Requirements:
Set the data down again, exactly as it reads, but without the pictures.

Data for this task:
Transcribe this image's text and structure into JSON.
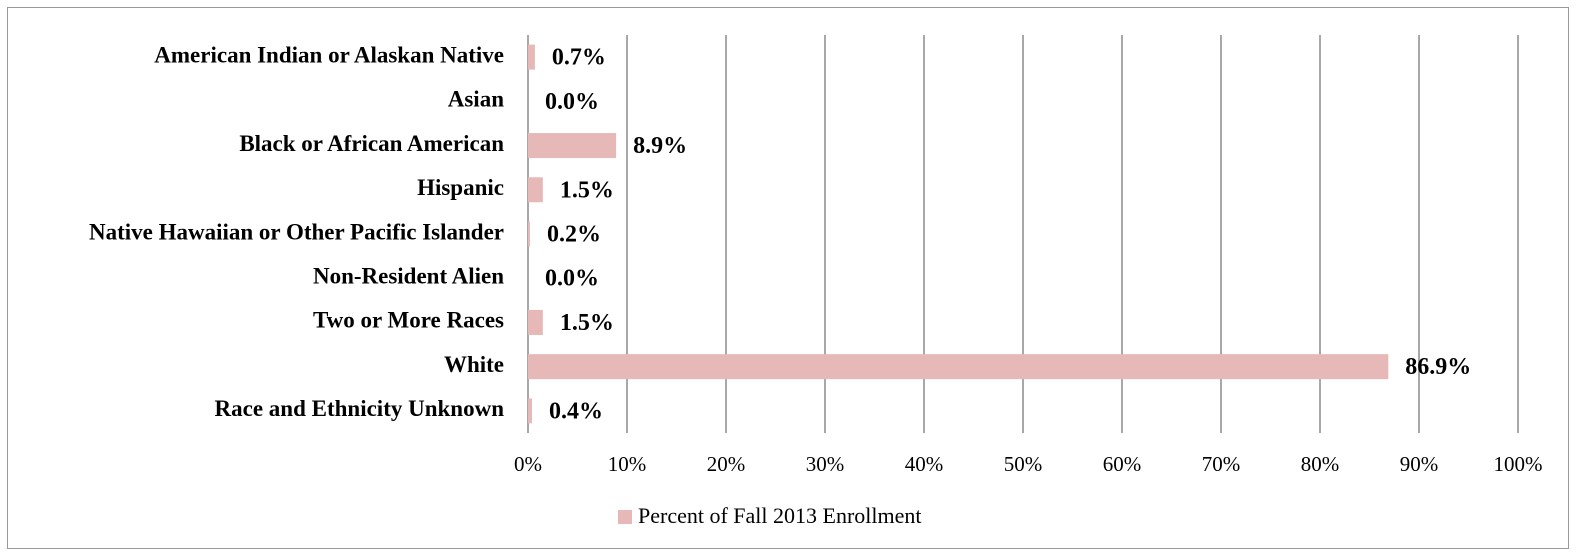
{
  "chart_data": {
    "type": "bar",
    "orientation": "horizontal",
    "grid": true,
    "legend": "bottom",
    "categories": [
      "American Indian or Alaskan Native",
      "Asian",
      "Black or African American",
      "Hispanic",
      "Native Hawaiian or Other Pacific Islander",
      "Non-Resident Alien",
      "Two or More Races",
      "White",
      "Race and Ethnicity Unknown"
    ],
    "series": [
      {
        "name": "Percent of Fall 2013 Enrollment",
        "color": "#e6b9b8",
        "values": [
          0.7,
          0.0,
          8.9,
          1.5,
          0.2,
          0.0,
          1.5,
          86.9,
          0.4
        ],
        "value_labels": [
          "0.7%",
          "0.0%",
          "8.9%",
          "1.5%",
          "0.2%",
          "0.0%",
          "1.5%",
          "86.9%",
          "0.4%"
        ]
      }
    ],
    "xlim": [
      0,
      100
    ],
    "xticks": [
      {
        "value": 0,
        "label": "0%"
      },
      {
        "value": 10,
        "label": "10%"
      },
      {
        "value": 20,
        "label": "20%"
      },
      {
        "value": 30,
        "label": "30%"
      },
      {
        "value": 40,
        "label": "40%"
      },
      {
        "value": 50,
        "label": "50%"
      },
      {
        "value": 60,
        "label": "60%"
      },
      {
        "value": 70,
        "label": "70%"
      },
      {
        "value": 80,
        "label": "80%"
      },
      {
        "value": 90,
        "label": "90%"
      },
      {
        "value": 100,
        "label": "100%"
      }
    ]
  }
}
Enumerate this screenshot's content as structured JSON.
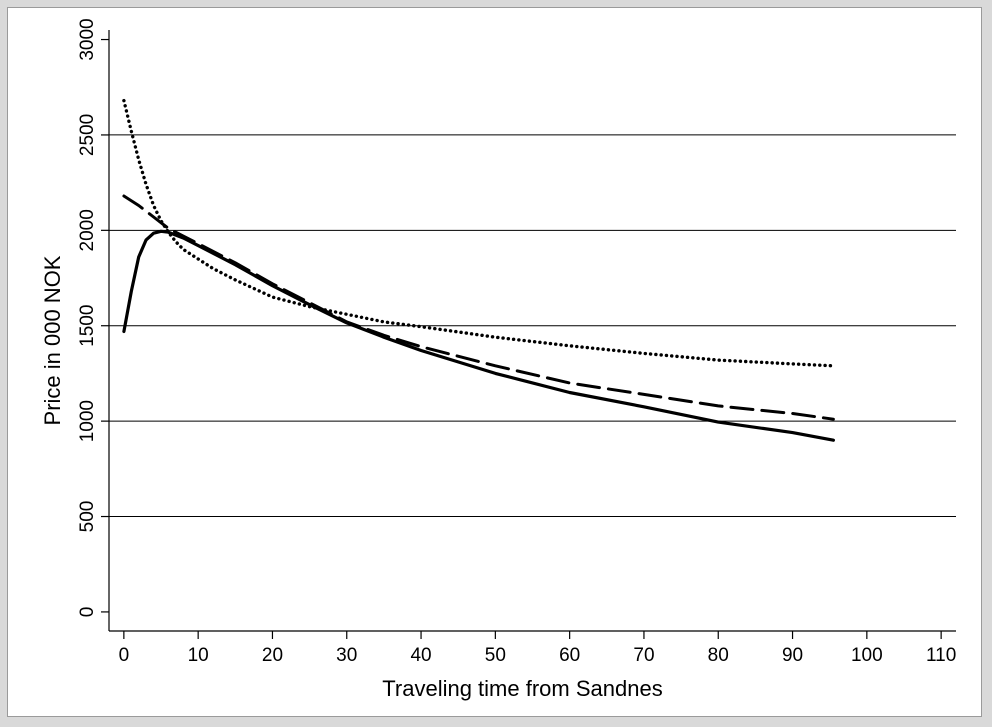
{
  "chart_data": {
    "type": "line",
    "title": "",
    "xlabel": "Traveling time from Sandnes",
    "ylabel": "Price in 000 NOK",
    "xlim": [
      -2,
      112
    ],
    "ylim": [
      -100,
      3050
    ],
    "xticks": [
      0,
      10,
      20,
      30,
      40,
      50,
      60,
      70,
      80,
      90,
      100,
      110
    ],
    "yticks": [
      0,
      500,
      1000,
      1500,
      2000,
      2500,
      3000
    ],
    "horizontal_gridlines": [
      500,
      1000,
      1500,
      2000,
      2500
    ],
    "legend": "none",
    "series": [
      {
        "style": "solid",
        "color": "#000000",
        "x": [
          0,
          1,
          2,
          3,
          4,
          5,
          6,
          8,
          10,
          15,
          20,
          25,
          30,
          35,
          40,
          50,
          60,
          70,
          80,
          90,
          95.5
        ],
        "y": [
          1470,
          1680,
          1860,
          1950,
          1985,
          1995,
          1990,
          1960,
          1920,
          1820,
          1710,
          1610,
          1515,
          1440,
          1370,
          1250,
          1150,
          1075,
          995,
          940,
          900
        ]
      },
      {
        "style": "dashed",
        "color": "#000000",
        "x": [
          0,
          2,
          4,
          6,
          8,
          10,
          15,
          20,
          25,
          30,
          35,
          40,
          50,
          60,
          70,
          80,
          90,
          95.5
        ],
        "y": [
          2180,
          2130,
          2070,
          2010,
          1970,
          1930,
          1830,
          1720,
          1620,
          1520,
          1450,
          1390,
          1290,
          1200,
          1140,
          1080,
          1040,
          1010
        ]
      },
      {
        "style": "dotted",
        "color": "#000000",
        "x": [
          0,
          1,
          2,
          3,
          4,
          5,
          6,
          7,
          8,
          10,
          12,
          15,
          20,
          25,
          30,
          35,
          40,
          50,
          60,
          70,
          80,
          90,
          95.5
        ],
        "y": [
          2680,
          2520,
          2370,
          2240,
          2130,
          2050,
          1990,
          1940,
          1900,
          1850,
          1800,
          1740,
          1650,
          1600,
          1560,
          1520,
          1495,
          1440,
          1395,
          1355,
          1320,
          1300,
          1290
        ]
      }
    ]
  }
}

Written reply:
Transcribe this image's text and structure into JSON.
{
  "chart_data": {
    "type": "bar",
    "orientation": "horizontal",
    "grid": true,
    "legend": "bottom",
    "categories": [
      "American Indian or Alaskan Native",
      "Asian",
      "Black or African American",
      "Hispanic",
      "Native Hawaiian or Other Pacific Islander",
      "Non-Resident Alien",
      "Two or More Races",
      "White",
      "Race and Ethnicity Unknown"
    ],
    "series": [
      {
        "name": "Percent of Fall 2013 Enrollment",
        "color": "#e6b9b8",
        "values": [
          0.7,
          0.0,
          8.9,
          1.5,
          0.2,
          0.0,
          1.5,
          86.9,
          0.4
        ],
        "value_labels": [
          "0.7%",
          "0.0%",
          "8.9%",
          "1.5%",
          "0.2%",
          "0.0%",
          "1.5%",
          "86.9%",
          "0.4%"
        ]
      }
    ],
    "xlim": [
      0,
      100
    ],
    "xticks": [
      {
        "value": 0,
        "label": "0%"
      },
      {
        "value": 10,
        "label": "10%"
      },
      {
        "value": 20,
        "label": "20%"
      },
      {
        "value": 30,
        "label": "30%"
      },
      {
        "value": 40,
        "label": "40%"
      },
      {
        "value": 50,
        "label": "50%"
      },
      {
        "value": 60,
        "label": "60%"
      },
      {
        "value": 70,
        "label": "70%"
      },
      {
        "value": 80,
        "label": "80%"
      },
      {
        "value": 90,
        "label": "90%"
      },
      {
        "value": 100,
        "label": "100%"
      }
    ]
  }
}
Enumerate this screenshot's content as structured JSON.
{
  "chart_data": {
    "type": "line",
    "title": "",
    "xlabel": "Traveling time from Sandnes",
    "ylabel": "Price in 000 NOK",
    "xlim": [
      -2,
      112
    ],
    "ylim": [
      -100,
      3050
    ],
    "xticks": [
      0,
      10,
      20,
      30,
      40,
      50,
      60,
      70,
      80,
      90,
      100,
      110
    ],
    "yticks": [
      0,
      500,
      1000,
      1500,
      2000,
      2500,
      3000
    ],
    "horizontal_gridlines": [
      500,
      1000,
      1500,
      2000,
      2500
    ],
    "legend": "none",
    "series": [
      {
        "style": "solid",
        "color": "#000000",
        "x": [
          0,
          1,
          2,
          3,
          4,
          5,
          6,
          8,
          10,
          15,
          20,
          25,
          30,
          35,
          40,
          50,
          60,
          70,
          80,
          90,
          95.5
        ],
        "y": [
          1470,
          1680,
          1860,
          1950,
          1985,
          1995,
          1990,
          1960,
          1920,
          1820,
          1710,
          1610,
          1515,
          1440,
          1370,
          1250,
          1150,
          1075,
          995,
          940,
          900
        ]
      },
      {
        "style": "dashed",
        "color": "#000000",
        "x": [
          0,
          2,
          4,
          6,
          8,
          10,
          15,
          20,
          25,
          30,
          35,
          40,
          50,
          60,
          70,
          80,
          90,
          95.5
        ],
        "y": [
          2180,
          2130,
          2070,
          2010,
          1970,
          1930,
          1830,
          1720,
          1620,
          1520,
          1450,
          1390,
          1290,
          1200,
          1140,
          1080,
          1040,
          1010
        ]
      },
      {
        "style": "dotted",
        "color": "#000000",
        "x": [
          0,
          1,
          2,
          3,
          4,
          5,
          6,
          7,
          8,
          10,
          12,
          15,
          20,
          25,
          30,
          35,
          40,
          50,
          60,
          70,
          80,
          90,
          95.5
        ],
        "y": [
          2680,
          2520,
          2370,
          2240,
          2130,
          2050,
          1990,
          1940,
          1900,
          1850,
          1800,
          1740,
          1650,
          1600,
          1560,
          1520,
          1495,
          1440,
          1395,
          1355,
          1320,
          1300,
          1290
        ]
      }
    ]
  }
}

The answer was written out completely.